**Stated goal:** Using the material that follows, identify and copy each line with the string "ТГиП".

**Supplied entries:**
-----

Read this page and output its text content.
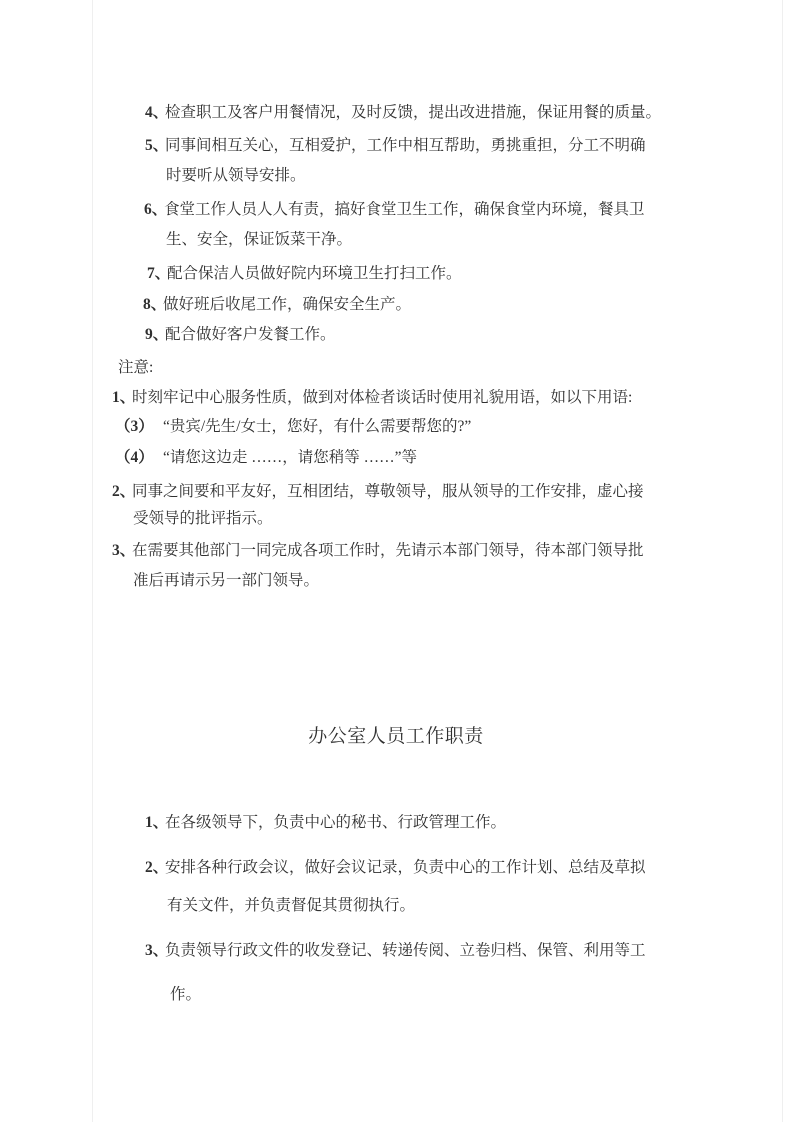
4、
检查职工及客户用餐情况，及时反馈，提出改进措施，保证用餐的质量。
5、
同事间相互关心，互相爱护，工作中相互帮助，勇挑重担，分工不明确
时要听从领导安排。
6、
食堂工作人员人人有责，搞好食堂卫生工作，确保食堂内环境，餐具卫
生、安全，保证饭菜干净。
7、
配合保洁人员做好院内环境卫生打扫工作。
8、
做好班后收尾工作，确保安全生产。
9、
配合做好客户发餐工作。
注意:
1、
时刻牢记中心服务性质，做到对体检者谈话时使用礼貌用语，如以下用语:
（3） “贵宾/先生/女士，您好，有什么需要帮您的?”
（4） “请您这边走 ……，请您稍等 ……”等
2、
同事之间要和平友好，互相团结，尊敬领导，服从领导的工作安排，虚心接
受领导的批评指示。
3、
在需要其他部门一同完成各项工作时，先请示本部门领导，待本部门领导批
准后再请示另一部门领导。
办公室人员工作职责
1、
在各级领导下，负责中心的秘书、行政管理工作。
2、
安排各种行政会议，做好会议记录，负责中心的工作计划、总结及草拟
有关文件，并负责督促其贯彻执行。
3、
负责领导行政文件的收发登记、转递传阅、立卷归档、保管、利用等工
作。
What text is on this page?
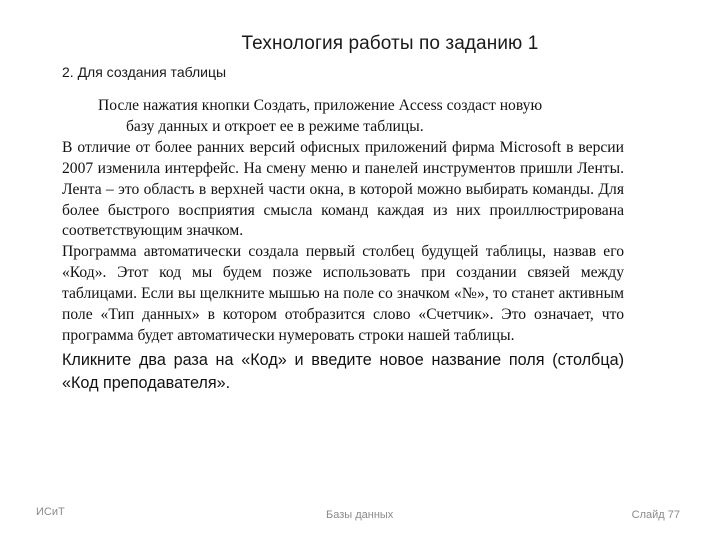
Технология работы по заданию 1
2. Для создания таблицы

После нажатия кнопки Создать, приложение Access создаст новую
базу данных и откроет ее в режиме таблицы.

В отличие от более ранних версий офисных приложений фирма Microsoft в версии 2007 изменила интерфейс. На смену меню и панелей инструментов пришли Ленты. Лента – это область в верхней части окна, в которой можно выбирать команды. Для более быстрого восприятия смысла команд каждая из них проиллюстрирована соответствующим значком.

Программа автоматически создала первый столбец будущей таблицы, назвав его «Код». Этот код мы будем позже использовать при создании связей между таблицами. Если вы щелкните мышью на поле со значком «№», то станет активным поле «Тип данных» в котором отобразится слово «Счетчик». Это означает, что программа будет автоматически нумеровать строки нашей таблицы.

Кликните два раза на «Код» и введите новое название поля (столбца) «Код преподавателя».

ИСиТ	Базы данных	Слайд 77
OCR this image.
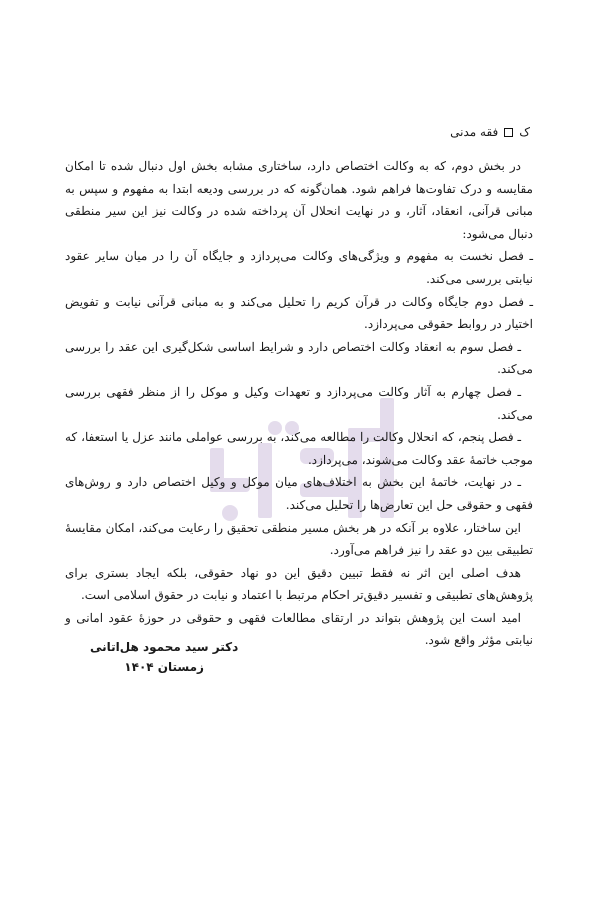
ک
فقه مدنی

در بخش دوم، که به وکالت اختصاص دارد، ساختاری مشابه بخش اول دنبال شده تا امکان مقایسه و درک تفاوت‌ها فراهم شود. همان‌گونه که در بررسی ودیعه ابتدا به مفهوم و سپس به مبانی قرآنی، انعقاد، آثار، و در نهایت انحلال آن پرداخته شده در وکالت نیز این سیر منطقی دنبال می‌شود:

ـ فصل نخست به مفهوم و ویژگی‌های وکالت می‌پردازد و جایگاه آن را در میان سایر عقود نیابتی بررسی می‌کند.

ـ فصل دوم جایگاه وکالت در قرآن کریم را تحلیل می‌کند و به مبانی قرآنی نیابت و تفویض اختیار در روابط حقوقی می‌پردازد.

ـ فصل سوم به انعقاد وکالت اختصاص دارد و شرایط اساسی شکل‌گیری این عقد را بررسی می‌کند.

ـ فصل چهارم به آثار وکالت می‌پردازد و تعهدات وکیل و موکل را از منظر فقهی بررسی می‌کند.

ـ فصل پنجم، که انحلال وکالت را مطالعه می‌کند، به بررسی عواملی مانند عزل یا استعفا، که موجب خاتمهٔ عقد وکالت می‌شوند، می‌پردازد.

ـ در نهایت، خاتمهٔ این بخش به اختلاف‌های میان موکل و وکیل اختصاص دارد و روش‌های فقهی و حقوقی حل این تعارض‌ها را تحلیل می‌کند.

این ساختار، علاوه بر آنکه در هر بخش مسیر منطقی تحقیق را رعایت می‌کند، امکان مقایسهٔ تطبیقی بین دو عقد را نیز فراهم می‌آورد.

هدف اصلی این اثر نه فقط تبیین دقیق این دو نهاد حقوقی، بلکه ایجاد بستری برای پژوهش‌های تطبیقی و تفسیر دقیق‌تر احکام مرتبط با اعتماد و نیابت در حقوق اسلامی است.

امید است این پژوهش بتواند در ارتقای مطالعات فقهی و حقوقی در حوزهٔ عقود امانی و نیابتی مؤثر واقع شود.

دکتر سید محمود هل‌اتانی
زمستان ۱۴۰۴
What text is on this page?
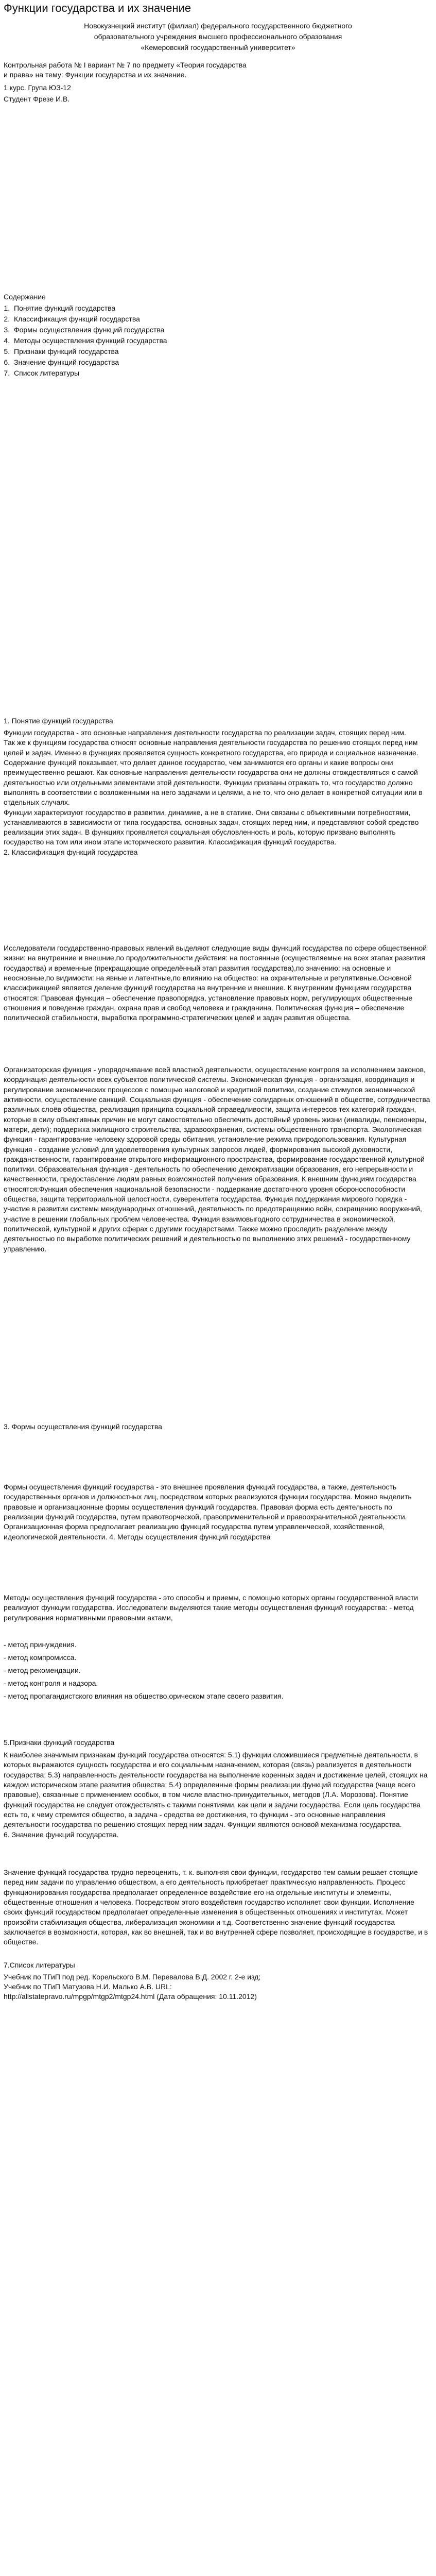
Функции государства и их значение

Новокузнецкий институт (филиал) федерального государственного бюджетного

образовательного учреждения высшего профессионального образования

«Кемеровский государственный университет»

Контрольная работа № I вариант № 7 по предмету «Теория государства

и права» на тему: Функции государства и их значение.

1 курс. Група ЮЗ-12

Студент Фрезе И.В.

Содержание

1. Понятие функций государства
2. Классификация функций государства
3. Формы осуществления функций государства
4. Методы осуществления функций государства
5. Признаки функций государства
6. Значение функций государства
7. Список литературы

1. Понятие функций государства

Функции государства - это основные направления деятельности государства по реализации задач, стоящих перед ним.

Так же к функциям государства относят основные направления деятельности государства по решению стоящих перед ним целей и задач. Именно в функциях проявляется сущность конкретного государства, его природа и социальное назначение. Содержание функций показывает, что делает данное государство, чем занимаются его органы и какие вопросы они преимущественно решают. Как основные направления деятельности государства они не должны отождествляться с самой деятельностью или отдельными элементами этой деятельности. Функции призваны отражать то, что государство должно выполнять в соответствии с возложенными на него задачами и целями, а не то, что оно делает в конкретной ситуации или в отдельных случаях.

Функции характеризуют государство в развитии, динамике, а не в статике. Они связаны с объективными потребностями, устанавливаются в зависимости от типа государства, основных задач, стоящих перед ним, и представляют собой средство реализации этих задач. В функциях проявляется социальная обусловленность и роль, которую призвано выполнять государство на том или ином этапе исторического развития. Классификация функций государства.

2. Классификация функций государства

Исследователи государственно-правовых явлений выделяют следующие виды функций государства по сфере общественной жизни: на внутренние и внешние,по продолжительности действия: на постоянные (осуществляемые на всех этапах развития государства) и временные (прекращающие определённый этап развития государства),по значению: на основные и неосновные,по видимости: на явные и латентные,по влиянию на общество: на охранительные и регулятивные.Основной классификацией является деление функций государства на внутренние и внешние. К внутренним функциям государства относятся: Правовая функция – обеспечение правопорядка, установление правовых норм, регулирующих общественные отношения и поведение граждан, охрана прав и свобод человека и гражданина. Политическая функция – обеспечение политической стабильности, выработка программно-стратегических целей и задач развития общества.

Организаторская функция - упорядочивание всей властной деятельности, осуществление контроля за исполнением законов, координация деятельности всех субъектов политической системы. Экономическая функция - организация, координация и регулирование экономических процессов с помощью налоговой и кредитной политики, создание стимулов экономической активности, осуществление санкций. Социальная функция - обеспечение солидарных отношений в обществе, сотрудничества различных слоёв общества, реализация принципа социальной справедливости, защита интересов тех категорий граждан, которые в силу объективных причин не могут самостоятельно обеспечить достойный уровень жизни (инвалиды, пенсионеры, матери, дети); поддержка жилищного строительства, здравоохранения, системы общественного транспорта. Экологическая функция - гарантирование человеку здоровой среды обитания, установление режима природопользования. Культурная функция - создание условий для удовлетворения культурных запросов людей, формирования высокой духовности, гражданственности, гарантирование открытого информационного пространства, формирование государственной культурной политики. Образовательная функция - деятельность по обеспечению демократизации образования, его непрерывности и качественности, предоставление людям равных возможностей получения образования. К внешним функциям государства относятся:Функция обеспечения национальной безопасности - поддержание достаточного уровня обороноспособности общества, защита территориальной целостности, суверенитета государства. Функция поддержания мирового порядка - участие в развитии системы международных отношений, деятельность по предотвращению войн, сокращению вооружений, участие в решении глобальных проблем человечества. Функция взаимовыгодного сотрудничества в экономической, политической, культурной и других сферах с другими государствами. Также можно проследить разделение между деятельностью по выработке политических решений и деятельностью по выполнению этих решений - государственному управлению.

3. Формы осуществления функций государства

Формы осуществления функций государства - это внешнее проявления функций государства, а также, деятельность государственных органов и должностных лиц, посредством которых реализуются функции государства. Можно выделить правовые и организационные формы осуществления функций государства. Правовая форма есть деятельность по реализации функций государства, путем правотворческой, правоприменительной и правоохранительной деятельности. Организационная форма предполагает реализацию функций государства путем управленческой, хозяйственной, идеологической деятельности. 4. Методы осуществления функций государства

Методы осуществления функций государства - это способы и приемы, с помощью которых органы государственной власти реализуют функции государства. Исследователи выделяются такие методы осуществления функций государства: - метод регулирования нормативными правовыми актами,

- метод принуждения.

- метод компромисса.

- метод рекомендации.

- метод контроля и надзора.

- метод пропагандистского влияния на общество,орическом этапе своего развития.

5.Признаки функций государства

К наиболее значимым признакам функций государства относятся: 5.1) функции сложившиеся предметные деятельности, в которых выражаются сущность государства и его социальным назначением, которая (связь) реализуется в деятельности государства; 5.3) направленность деятельности государства на выполнение коренных задач и достижение целей, стоящих на каждом историческом этапе развития общества; 5.4) определенные формы реализации функций государства (чаще всего правовые), связанные с применением особых, в том числе властно-принудительных, методов (Л.А. Морозова). Понятие функций государства не следует отождествлять с такими понятиями, как цели и задачи государства. Если цель государства есть то, к чему стремится общество, а задача - средства ее достижения, то функции - это основные направления деятельности государства по решению стоящих перед ним задач. Функции являются основой механизма государства.

6. Значение функций государства.

Значение функций государства трудно переоценить, т. к. выполняя свои функции, государство тем самым решает стоящие перед ним задачи по управлению обществом, а его деятельность приобретает практическую направленность. Процесс функционирования государства предполагает определенное воздействие его на отдельные институты и элементы, общественные отношения и человека. Посредством этого воздействия государство исполняет свои функции. Исполнение своих функций государством предполагает определенные изменения в общественных отношениях и институтах. Может произойти стабилизация общества, либерализация экономики и т.д. Соответственно значение функций государства заключается в возможности, которая, как во внешней, так и во внутренней сфере позволяет, происходящие в государстве, и в обществе.

7.Список литературы

Учебник по ТГиП под ред. Корельского В.М. Перевалова В.Д. 2002 г. 2-е изд;

Учебник по ТГиП Матузова Н.И. Малько А.В. URL:

http://allstateprаvo.ru/mpgp/mtgp2/mtgp24.html (Дата обращения: 10.11.2012)
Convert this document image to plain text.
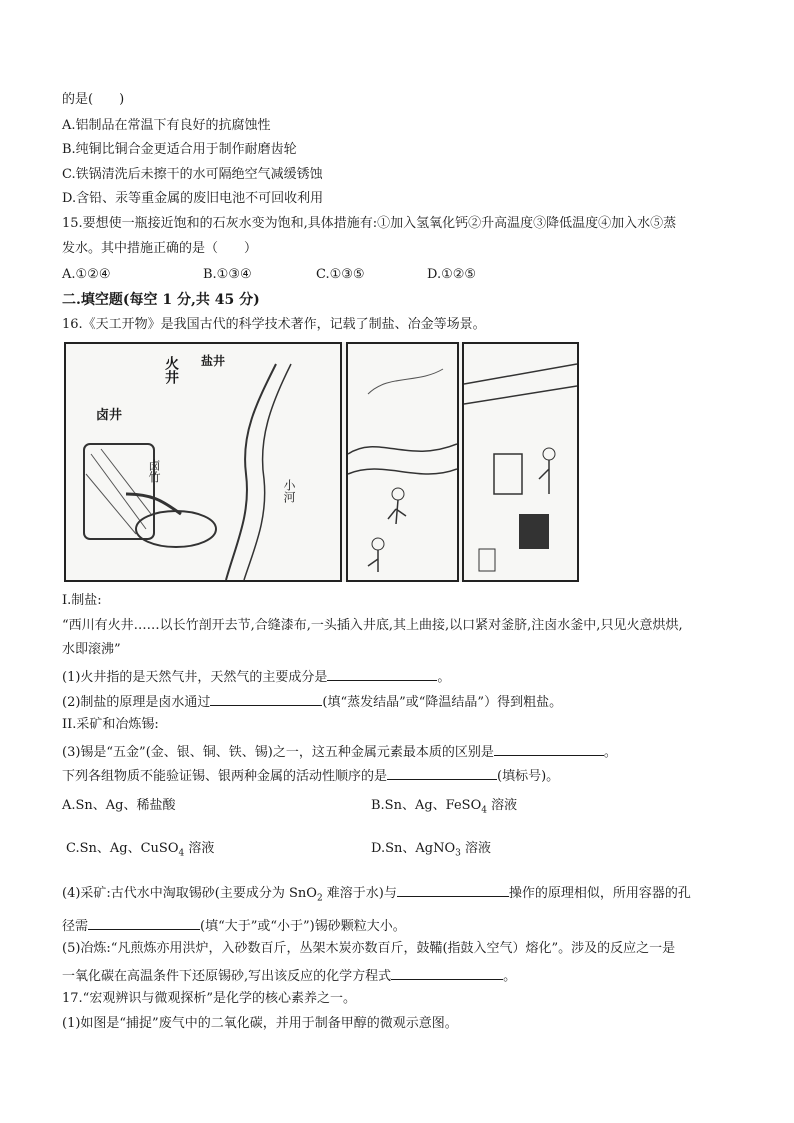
的是(　　)
A.铝制品在常温下有良好的抗腐蚀性
B.纯铜比铜合金更适合用于制作耐磨齿轮
C.铁锅清洗后未擦干的水可隔绝空气减缓锈蚀
D.含铅、汞等重金属的废旧电池不可回收利用
15.要想使一瓶接近饱和的石灰水变为饱和,具体措施有:①加入氢氧化钙②升高温度③降低温度④加入水⑤蒸
发水。其中措施正确的是（　　）
A.①②④	B.①③④	C.①③⑤	D.①②⑤
二.填空题(每空 1 分,共 45 分)
16.《天工开物》是我国古代的科学技术著作，记载了制盐、冶金等场景。
卤井
火井
小河
盐井
卤竹
I.制盐:
“西川有火井……以长竹剖开去节,合缝漆布,一头插入井底,其上曲接,以口紧对釜脐,注卤水釜中,只见火意烘烘,
水即滚沸”
(1)火井指的是天然气井，天然气的主要成分是	。
(2)制盐的原理是卤水通过	(填“蒸发结晶”或“降温结晶”）得到粗盐。
II.采矿和冶炼锡:
(3)锡是“五金”(金、银、铜、铁、锡)之一，这五种金属元素最本质的区别是	。
下列各组物质不能验证锡、银两种金属的活动性顺序的是	(填标号)。
A.Sn、Ag、稀盐酸	B.Sn、Ag、FeSO$_4$ 溶液
C.Sn、Ag、CuSO$_4$ 溶液	D.Sn、AgNO$_3$ 溶液
(4)采矿:古代水中淘取锡砂(主要成分为 SnO$_2$ 难溶于水)与	操作的原理相似，所用容器的孔
径需	(填“大于”或“小于”)锡砂颗粒大小。
(5)冶炼:“凡煎炼亦用洪炉，入砂数百斤，丛架木炭亦数百斤，鼓鞴(指鼓入空气）熔化”。涉及的反应之一是
一氧化碳在高温条件下还原锡砂,写出该反应的化学方程式	。
17.“宏观辨识与微观探析”是化学的核心素养之一。
(1)如图是“捕捉”废气中的二氧化碳，并用于制备甲醇的微观示意图。
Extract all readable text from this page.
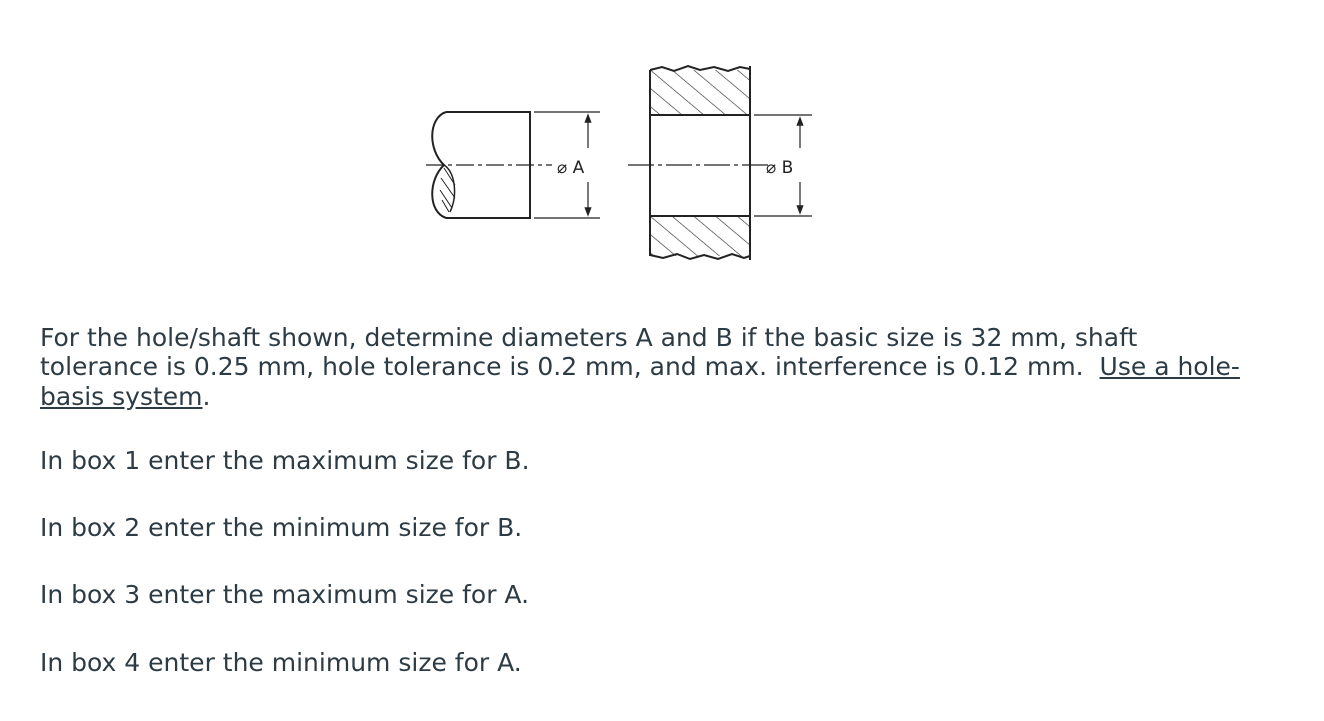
⌀ A	⌀ B

For the hole/shaft shown, determine diameters A and B if the basic size is 32 mm, shaft tolerance is 0.25 mm, hole tolerance is 0.2 mm, and max. interference is 0.12 mm. Use a hole-basis system.

In box 1 enter the maximum size for B.

In box 2 enter the minimum size for B.

In box 3 enter the maximum size for A.

In box 4 enter the minimum size for A.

-----

**Task solution:**
Учебник по ТГиП под ред. Корельского В.М. Перевалова В.Д. 2002 г. 2-е изд;
Учебник по ТГиП Матузова Н.И. Малько А.В. URL:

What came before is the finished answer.